• **WORKING DATA**
— Start —
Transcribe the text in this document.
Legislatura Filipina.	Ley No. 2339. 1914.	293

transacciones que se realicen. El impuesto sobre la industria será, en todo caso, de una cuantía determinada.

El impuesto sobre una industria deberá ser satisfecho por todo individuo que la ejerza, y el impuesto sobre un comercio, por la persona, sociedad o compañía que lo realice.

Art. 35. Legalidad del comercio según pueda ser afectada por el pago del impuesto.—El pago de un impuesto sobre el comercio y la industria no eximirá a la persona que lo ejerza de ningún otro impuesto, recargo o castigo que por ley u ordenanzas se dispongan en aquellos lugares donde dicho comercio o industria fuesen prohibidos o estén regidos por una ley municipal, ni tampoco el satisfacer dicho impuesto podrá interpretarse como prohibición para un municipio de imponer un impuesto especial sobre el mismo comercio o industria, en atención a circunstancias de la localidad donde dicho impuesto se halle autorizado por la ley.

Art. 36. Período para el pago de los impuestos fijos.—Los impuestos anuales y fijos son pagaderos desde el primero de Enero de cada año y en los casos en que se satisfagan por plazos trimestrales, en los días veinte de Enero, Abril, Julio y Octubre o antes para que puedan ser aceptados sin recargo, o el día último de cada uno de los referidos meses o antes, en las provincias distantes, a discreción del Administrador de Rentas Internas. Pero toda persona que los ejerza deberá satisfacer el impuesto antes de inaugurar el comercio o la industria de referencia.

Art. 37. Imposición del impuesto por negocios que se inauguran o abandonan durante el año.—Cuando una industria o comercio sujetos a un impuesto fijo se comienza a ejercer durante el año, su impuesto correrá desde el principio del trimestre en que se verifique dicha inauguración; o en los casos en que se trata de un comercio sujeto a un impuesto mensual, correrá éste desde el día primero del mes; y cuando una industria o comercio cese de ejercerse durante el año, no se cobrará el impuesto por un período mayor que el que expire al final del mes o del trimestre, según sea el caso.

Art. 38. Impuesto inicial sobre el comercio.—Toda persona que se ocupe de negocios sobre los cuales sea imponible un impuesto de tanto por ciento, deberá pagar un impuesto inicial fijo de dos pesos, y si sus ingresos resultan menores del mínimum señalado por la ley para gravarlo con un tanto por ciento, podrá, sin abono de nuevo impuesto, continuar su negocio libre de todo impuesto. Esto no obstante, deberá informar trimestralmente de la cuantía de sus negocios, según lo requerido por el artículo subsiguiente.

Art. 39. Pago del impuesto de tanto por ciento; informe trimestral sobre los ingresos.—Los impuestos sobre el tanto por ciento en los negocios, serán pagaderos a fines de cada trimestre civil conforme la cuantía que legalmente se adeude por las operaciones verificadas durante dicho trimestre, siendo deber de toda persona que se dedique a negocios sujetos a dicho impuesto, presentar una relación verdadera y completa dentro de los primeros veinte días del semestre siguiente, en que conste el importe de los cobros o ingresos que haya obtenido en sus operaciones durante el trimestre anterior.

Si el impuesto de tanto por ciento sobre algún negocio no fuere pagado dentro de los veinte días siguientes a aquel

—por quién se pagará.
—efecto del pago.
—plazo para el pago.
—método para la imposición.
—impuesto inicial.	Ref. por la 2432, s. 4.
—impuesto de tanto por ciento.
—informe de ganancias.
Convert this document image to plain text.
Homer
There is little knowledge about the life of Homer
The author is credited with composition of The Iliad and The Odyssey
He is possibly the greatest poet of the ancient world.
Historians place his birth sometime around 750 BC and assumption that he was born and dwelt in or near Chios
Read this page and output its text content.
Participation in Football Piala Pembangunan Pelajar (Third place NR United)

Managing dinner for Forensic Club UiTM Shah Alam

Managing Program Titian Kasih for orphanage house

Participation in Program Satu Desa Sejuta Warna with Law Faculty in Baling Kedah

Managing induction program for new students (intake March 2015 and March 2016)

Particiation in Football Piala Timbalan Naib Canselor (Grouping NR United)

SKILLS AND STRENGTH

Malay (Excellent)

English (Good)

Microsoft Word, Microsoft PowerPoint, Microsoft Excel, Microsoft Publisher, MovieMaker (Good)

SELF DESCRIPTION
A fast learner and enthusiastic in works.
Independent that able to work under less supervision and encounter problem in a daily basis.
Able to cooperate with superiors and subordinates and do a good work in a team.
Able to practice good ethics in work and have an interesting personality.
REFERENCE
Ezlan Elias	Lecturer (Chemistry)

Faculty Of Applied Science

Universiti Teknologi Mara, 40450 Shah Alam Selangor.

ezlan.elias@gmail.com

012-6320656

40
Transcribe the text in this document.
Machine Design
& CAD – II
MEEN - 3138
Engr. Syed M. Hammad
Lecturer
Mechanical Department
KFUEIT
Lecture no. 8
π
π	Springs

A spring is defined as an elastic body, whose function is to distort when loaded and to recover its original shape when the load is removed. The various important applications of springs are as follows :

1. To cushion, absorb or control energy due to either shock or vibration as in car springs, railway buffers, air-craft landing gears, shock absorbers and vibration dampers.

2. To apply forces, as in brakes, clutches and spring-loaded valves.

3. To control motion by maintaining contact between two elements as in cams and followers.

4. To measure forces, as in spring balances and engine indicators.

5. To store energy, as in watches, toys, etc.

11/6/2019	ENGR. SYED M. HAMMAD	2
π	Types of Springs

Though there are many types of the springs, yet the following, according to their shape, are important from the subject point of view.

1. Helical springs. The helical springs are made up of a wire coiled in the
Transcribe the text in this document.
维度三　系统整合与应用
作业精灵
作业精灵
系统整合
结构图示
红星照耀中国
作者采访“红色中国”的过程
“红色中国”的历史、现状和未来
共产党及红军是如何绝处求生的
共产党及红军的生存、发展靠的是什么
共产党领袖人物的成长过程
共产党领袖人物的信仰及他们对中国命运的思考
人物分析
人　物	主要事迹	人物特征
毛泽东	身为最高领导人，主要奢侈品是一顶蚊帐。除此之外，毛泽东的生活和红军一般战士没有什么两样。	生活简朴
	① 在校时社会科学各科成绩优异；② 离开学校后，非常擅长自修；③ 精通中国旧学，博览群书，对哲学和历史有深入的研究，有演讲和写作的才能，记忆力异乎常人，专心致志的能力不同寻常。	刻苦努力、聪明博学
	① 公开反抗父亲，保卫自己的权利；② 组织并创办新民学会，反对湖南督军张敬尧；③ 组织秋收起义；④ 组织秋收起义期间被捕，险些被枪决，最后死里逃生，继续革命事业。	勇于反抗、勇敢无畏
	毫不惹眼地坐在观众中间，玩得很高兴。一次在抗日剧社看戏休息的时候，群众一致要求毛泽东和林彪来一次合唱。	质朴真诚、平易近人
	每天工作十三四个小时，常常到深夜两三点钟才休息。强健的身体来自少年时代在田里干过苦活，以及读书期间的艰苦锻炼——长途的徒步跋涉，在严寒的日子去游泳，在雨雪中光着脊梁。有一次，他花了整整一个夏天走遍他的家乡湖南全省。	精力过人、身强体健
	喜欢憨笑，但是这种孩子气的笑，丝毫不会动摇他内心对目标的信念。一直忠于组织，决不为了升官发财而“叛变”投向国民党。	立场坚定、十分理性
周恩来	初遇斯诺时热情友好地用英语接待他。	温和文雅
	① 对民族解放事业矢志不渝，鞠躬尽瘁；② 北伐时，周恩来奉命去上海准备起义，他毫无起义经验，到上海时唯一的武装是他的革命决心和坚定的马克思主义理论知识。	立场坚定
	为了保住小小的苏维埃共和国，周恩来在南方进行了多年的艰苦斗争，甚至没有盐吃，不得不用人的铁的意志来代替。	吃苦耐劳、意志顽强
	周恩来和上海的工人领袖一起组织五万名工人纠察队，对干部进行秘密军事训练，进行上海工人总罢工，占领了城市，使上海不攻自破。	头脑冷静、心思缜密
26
— End —
• **WHAT YOU ARE ASKED TO DO**
Pull out all lines of the data with the string "Participation".

• **ANSWER FOR THE TASK**
Participation in Football Piala Pembangunan Pelajar (Third place NR United)
Participation in Program Satu Desa Sejuta Warna with Law Faculty in Baling Kedah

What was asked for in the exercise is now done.